━━━━━ Provided records ━━━━━

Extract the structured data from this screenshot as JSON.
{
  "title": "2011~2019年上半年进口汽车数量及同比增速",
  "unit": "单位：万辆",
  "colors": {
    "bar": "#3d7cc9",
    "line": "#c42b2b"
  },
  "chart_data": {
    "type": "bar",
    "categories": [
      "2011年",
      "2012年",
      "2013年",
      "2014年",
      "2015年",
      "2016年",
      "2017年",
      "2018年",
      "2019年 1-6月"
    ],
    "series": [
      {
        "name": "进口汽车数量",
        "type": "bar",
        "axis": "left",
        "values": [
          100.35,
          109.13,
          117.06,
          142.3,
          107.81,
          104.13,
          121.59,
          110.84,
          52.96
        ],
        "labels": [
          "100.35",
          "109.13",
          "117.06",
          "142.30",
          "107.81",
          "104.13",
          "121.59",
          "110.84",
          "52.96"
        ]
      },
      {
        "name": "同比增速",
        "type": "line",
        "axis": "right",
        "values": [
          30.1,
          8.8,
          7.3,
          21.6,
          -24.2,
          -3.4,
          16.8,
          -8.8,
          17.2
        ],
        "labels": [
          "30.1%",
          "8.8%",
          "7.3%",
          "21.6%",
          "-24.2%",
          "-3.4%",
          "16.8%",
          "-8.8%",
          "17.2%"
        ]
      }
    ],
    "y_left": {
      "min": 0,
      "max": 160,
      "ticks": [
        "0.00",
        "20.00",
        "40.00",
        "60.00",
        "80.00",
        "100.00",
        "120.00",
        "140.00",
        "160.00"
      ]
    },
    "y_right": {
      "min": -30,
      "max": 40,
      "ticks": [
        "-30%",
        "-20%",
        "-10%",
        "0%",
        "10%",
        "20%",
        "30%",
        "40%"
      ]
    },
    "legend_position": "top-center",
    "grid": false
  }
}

━━━━━
━━━━━ Provided records ━━━━━

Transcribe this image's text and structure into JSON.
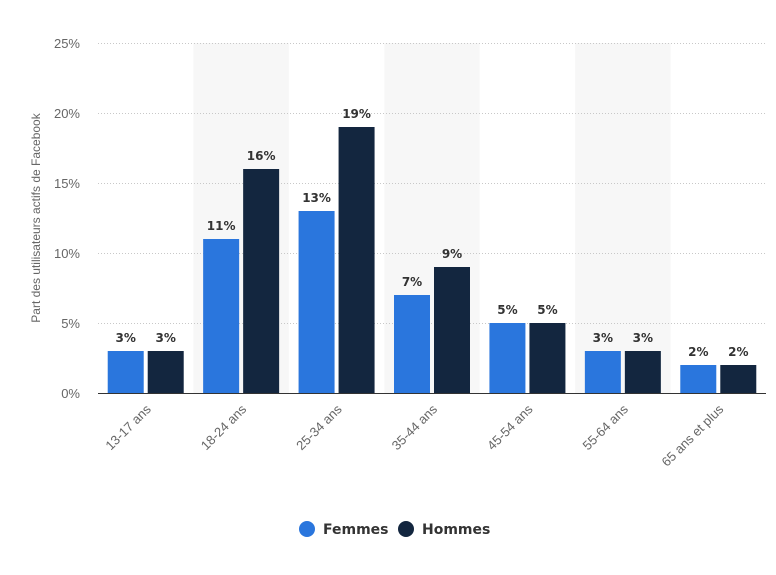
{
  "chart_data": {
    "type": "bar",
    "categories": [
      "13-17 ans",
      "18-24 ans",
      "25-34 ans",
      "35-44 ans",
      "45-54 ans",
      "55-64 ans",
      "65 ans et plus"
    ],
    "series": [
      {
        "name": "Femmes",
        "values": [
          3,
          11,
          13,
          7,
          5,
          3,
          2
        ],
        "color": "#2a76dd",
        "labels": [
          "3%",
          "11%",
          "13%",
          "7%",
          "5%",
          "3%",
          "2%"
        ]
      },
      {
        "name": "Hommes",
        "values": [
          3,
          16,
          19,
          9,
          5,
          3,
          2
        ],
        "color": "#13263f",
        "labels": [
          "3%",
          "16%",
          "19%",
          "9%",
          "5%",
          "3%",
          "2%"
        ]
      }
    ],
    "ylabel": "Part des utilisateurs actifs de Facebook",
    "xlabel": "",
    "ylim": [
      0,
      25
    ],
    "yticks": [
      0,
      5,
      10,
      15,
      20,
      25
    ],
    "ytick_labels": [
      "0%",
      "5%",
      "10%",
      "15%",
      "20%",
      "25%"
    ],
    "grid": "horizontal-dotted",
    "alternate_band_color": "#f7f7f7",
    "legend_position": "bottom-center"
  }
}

━━━━━
━━━━━ Provided records ━━━━━

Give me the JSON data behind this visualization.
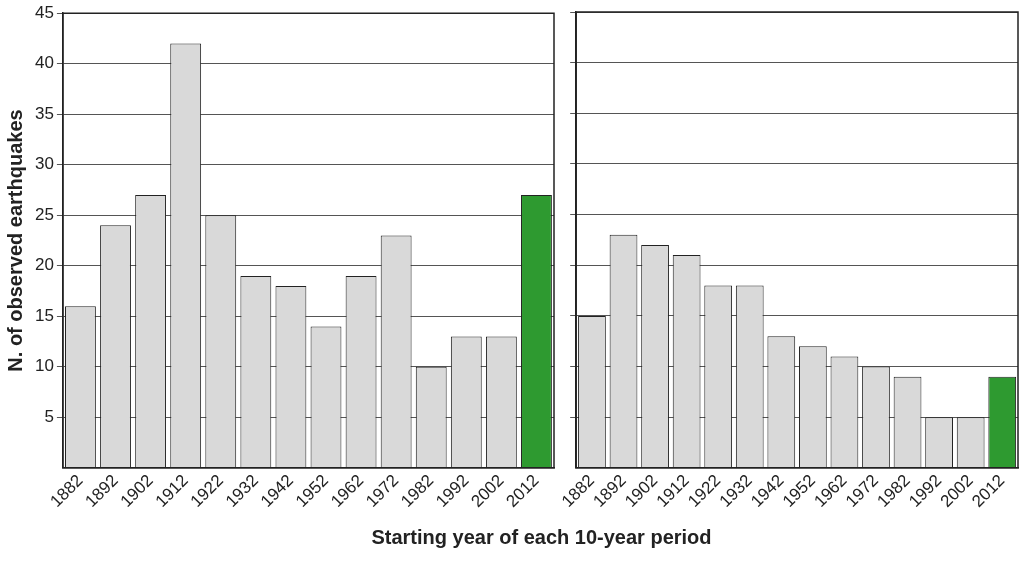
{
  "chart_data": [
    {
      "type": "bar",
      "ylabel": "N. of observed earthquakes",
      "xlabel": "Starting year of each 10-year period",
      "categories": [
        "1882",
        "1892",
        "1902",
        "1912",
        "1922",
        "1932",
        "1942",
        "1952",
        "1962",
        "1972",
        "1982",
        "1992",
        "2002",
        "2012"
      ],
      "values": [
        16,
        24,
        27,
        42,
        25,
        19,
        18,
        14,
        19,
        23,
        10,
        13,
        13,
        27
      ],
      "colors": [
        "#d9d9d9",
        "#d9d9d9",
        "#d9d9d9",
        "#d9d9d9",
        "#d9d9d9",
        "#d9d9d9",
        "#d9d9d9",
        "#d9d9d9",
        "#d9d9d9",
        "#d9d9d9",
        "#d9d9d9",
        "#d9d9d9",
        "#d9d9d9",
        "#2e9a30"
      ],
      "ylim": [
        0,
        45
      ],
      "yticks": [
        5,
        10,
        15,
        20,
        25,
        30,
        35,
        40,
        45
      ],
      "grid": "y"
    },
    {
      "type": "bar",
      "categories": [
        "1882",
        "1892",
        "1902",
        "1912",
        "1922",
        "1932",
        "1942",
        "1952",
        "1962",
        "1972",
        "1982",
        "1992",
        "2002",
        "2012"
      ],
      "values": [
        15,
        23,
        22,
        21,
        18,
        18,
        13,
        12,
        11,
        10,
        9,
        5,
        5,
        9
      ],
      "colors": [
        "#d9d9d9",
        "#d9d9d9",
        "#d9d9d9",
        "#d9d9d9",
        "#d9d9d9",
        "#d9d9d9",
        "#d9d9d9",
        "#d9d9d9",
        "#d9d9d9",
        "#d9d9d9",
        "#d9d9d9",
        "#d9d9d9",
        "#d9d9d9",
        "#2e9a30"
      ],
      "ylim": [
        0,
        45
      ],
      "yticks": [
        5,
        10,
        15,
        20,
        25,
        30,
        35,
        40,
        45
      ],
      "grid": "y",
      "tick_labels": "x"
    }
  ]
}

━━━━━

Across the records, count the lines holding the string "center". Give the number and stop.

_Completed exercise_. 2